好天であれば、次の画像のような展望が望めるはずなのだが‥‥。
涌蓋越を過ぎ、女岳への本格的な登りにかかると、周囲は濃いガスに覆われ、雨も落ち始めてきた。風も急に強まり肌寒さを感じるほどだ。
11時34分、女岳着。風は勢いを増し、雨粒も大きくなりそうだ。山頂までの稜線歩きは危険と判断し、撤退を決定。涌蓋越まで引き返し、そこで昼食をとることにする。
昼食を終え、往路を引き返す。展望は相変わらずだったが、「若者よ」の歌から芋づる式に若い頃の記憶が蘇った小生。回想と懐かしい数々の歌にひたる、実に幸せな時間を過ごせたことを告白しておこう。
14時09分、八丁原登山口に到着。休憩も含め約5時間の山行を堪能した。
「がんこじいさんのそば饅頭」
「北九州まるかじり!<保存館>」より写真を借用させていただきました。

- **課題**
上の山行記を、最後の文の後から書き進めてください。

- **提示情報**
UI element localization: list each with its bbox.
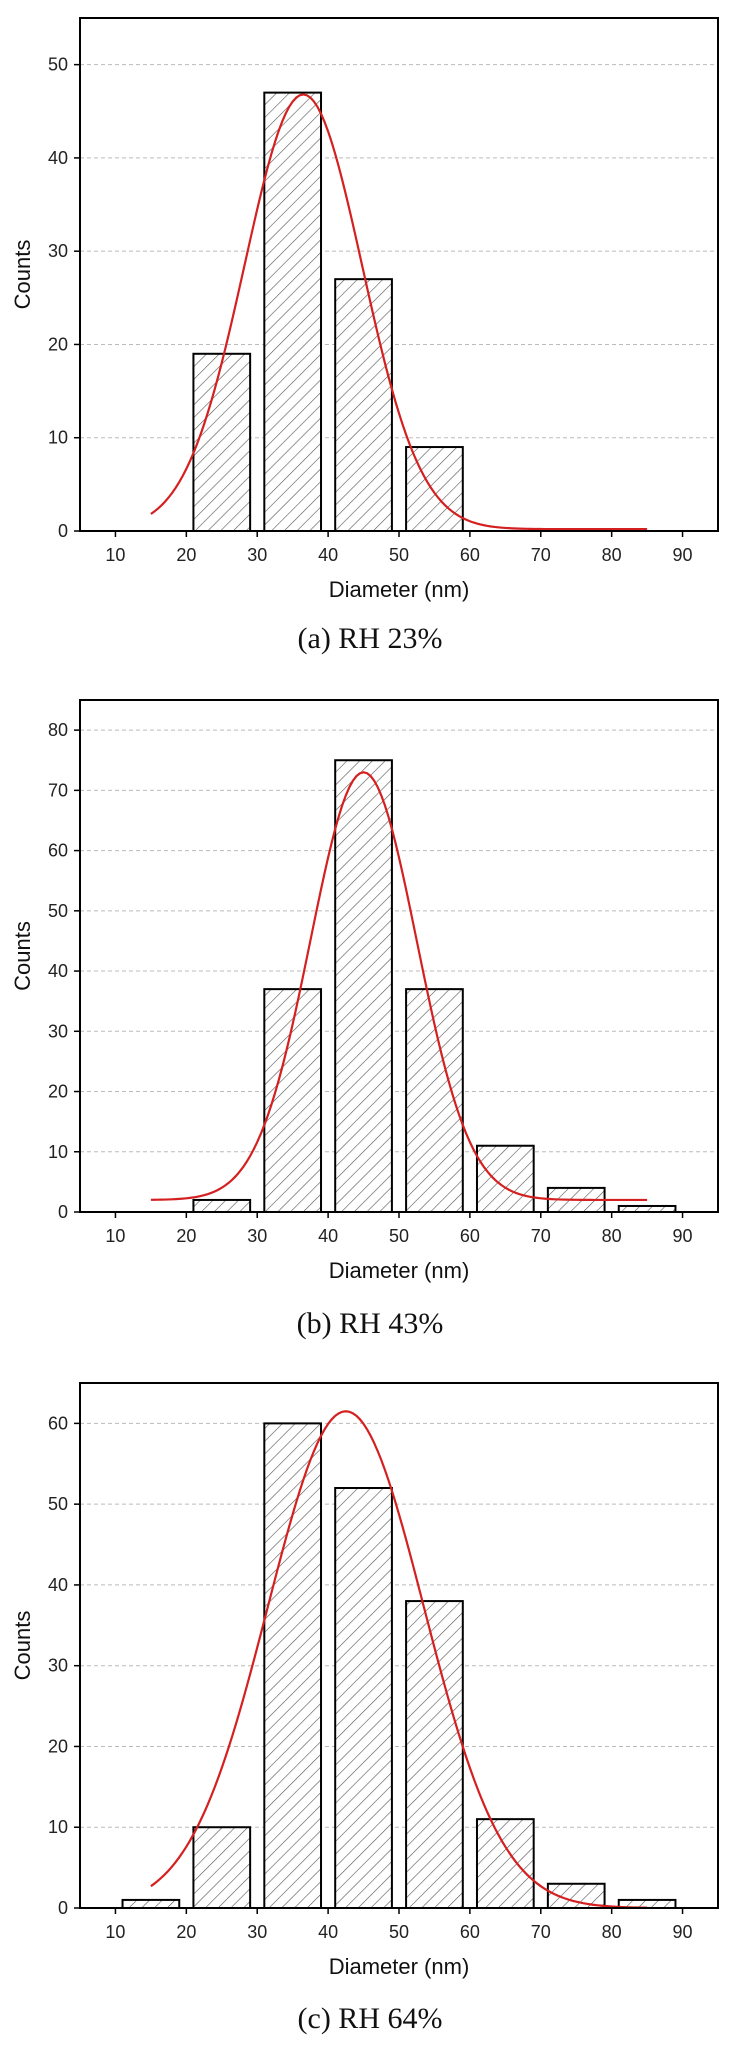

- **課題の解答**
同行メンバーは涌蓋山頂を踏めなかったからとて、落ち込むようなやわな方々ではない。帰路に「道の駅くす」で農産物を買い込み、その後、大分県玖珠町鹿倉峠手前にあるそば饅頭の店に立ち寄ることになった。どうやらこの店のファン(?)のリクエストのようだ。
このそば饅頭の店、河野新栄堂という屋号で「がんこじいさんのそば万十」と染め抜いたのぼりが何本も立っている。
メンバーから聞いた話なのだが、どうやらここが大分県のそば饅頭の元祖だとか。現在の女将の父上がそば饅頭を考案したところ、耶馬溪名物となり、作り方を親切に教えたことから県内各地に広まったとのこと。
「ここで70年近く売っているんですよ」との女将の声につられ、味見をするとなかなかの美味さ。そば生地に自然薯をまぜているそうである。饅頭と一緒に、和菓子「禅海」も購入。
帰路は、機関銃3丁のつるべ撃ちのごとき会話(笑)を聞きながら、車窓の変化を眺めるのも一興。思ったより早く北九州に到着した。
今日も楽しい山行だった。臨時山行を提案してくれたSリーダーに感謝である。